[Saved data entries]
________________
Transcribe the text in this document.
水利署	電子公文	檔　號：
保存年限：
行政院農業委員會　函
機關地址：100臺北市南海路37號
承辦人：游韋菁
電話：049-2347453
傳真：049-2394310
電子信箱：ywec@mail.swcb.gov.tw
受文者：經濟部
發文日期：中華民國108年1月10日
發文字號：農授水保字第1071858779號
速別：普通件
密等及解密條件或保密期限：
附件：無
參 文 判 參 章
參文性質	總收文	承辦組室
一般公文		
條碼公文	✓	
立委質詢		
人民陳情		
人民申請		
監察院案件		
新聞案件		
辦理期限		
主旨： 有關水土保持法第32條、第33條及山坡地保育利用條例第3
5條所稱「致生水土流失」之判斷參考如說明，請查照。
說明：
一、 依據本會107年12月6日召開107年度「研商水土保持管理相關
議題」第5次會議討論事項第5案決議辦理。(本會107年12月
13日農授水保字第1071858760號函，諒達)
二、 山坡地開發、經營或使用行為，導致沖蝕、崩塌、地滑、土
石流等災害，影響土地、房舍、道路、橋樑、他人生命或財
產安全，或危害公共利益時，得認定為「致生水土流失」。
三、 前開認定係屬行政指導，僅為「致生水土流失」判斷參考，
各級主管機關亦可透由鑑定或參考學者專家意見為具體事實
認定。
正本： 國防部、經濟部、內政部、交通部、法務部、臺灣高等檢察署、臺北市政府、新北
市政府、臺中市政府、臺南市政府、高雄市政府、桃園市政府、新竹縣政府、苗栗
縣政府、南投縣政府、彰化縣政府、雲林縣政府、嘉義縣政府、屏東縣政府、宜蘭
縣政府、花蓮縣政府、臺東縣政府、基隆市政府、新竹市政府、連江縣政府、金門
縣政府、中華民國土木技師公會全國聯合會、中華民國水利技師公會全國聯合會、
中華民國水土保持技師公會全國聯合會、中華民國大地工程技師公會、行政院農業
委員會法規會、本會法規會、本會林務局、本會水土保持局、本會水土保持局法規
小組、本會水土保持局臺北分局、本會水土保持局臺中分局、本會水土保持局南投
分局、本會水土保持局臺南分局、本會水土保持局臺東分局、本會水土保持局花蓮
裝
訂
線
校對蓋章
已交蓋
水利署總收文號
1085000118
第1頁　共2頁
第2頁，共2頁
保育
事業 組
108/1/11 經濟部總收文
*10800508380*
________________
**What to produce**
Repeat all the records. Match each line exactly.

**Solution below**
Transcribe the text in this document.
水利署	電子公文	檔　號：
保存年限：
行政院農業委員會　函
機關地址：100臺北市南海路37號
承辦人：游韋菁
電話：049-2347453
傳真：049-2394310
電子信箱：ywec@mail.swcb.gov.tw
受文者：經濟部
發文日期：中華民國108年1月10日
發文字號：農授水保字第1071858779號
速別：普通件
密等及解密條件或保密期限：
附件：無
參 文 判 參 章
參文性質	總收文	承辦組室
一般公文		
條碼公文	✓	
立委質詢		
人民陳情		
人民申請		
監察院案件		
新聞案件		
辦理期限		
主旨： 有關水土保持法第32條、第33條及山坡地保育利用條例第3
5條所稱「致生水土流失」之判斷參考如說明，請查照。
說明：
一、 依據本會107年12月6日召開107年度「研商水土保持管理相關
議題」第5次會議討論事項第5案決議辦理。(本會107年12月
13日農授水保字第1071858760號函，諒達)
二、 山坡地開發、經營或使用行為，導致沖蝕、崩塌、地滑、土
石流等災害，影響土地、房舍、道路、橋樑、他人生命或財
產安全，或危害公共利益時，得認定為「致生水土流失」。
三、 前開認定係屬行政指導，僅為「致生水土流失」判斷參考，
各級主管機關亦可透由鑑定或參考學者專家意見為具體事實
認定。
正本： 國防部、經濟部、內政部、交通部、法務部、臺灣高等檢察署、臺北市政府、新北
市政府、臺中市政府、臺南市政府、高雄市政府、桃園市政府、新竹縣政府、苗栗
縣政府、南投縣政府、彰化縣政府、雲林縣政府、嘉義縣政府、屏東縣政府、宜蘭
縣政府、花蓮縣政府、臺東縣政府、基隆市政府、新竹市政府、連江縣政府、金門
縣政府、中華民國土木技師公會全國聯合會、中華民國水利技師公會全國聯合會、
中華民國水土保持技師公會全國聯合會、中華民國大地工程技師公會、行政院農業
委員會法規會、本會法規會、本會林務局、本會水土保持局、本會水土保持局法規
小組、本會水土保持局臺北分局、本會水土保持局臺中分局、本會水土保持局南投
分局、本會水土保持局臺南分局、本會水土保持局臺東分局、本會水土保持局花蓮
裝
訂
線
校對蓋章
已交蓋
水利署總收文號
1085000118
第1頁　共2頁
第2頁，共2頁
保育
事業 組
108/1/11 經濟部總收文
*10800508380*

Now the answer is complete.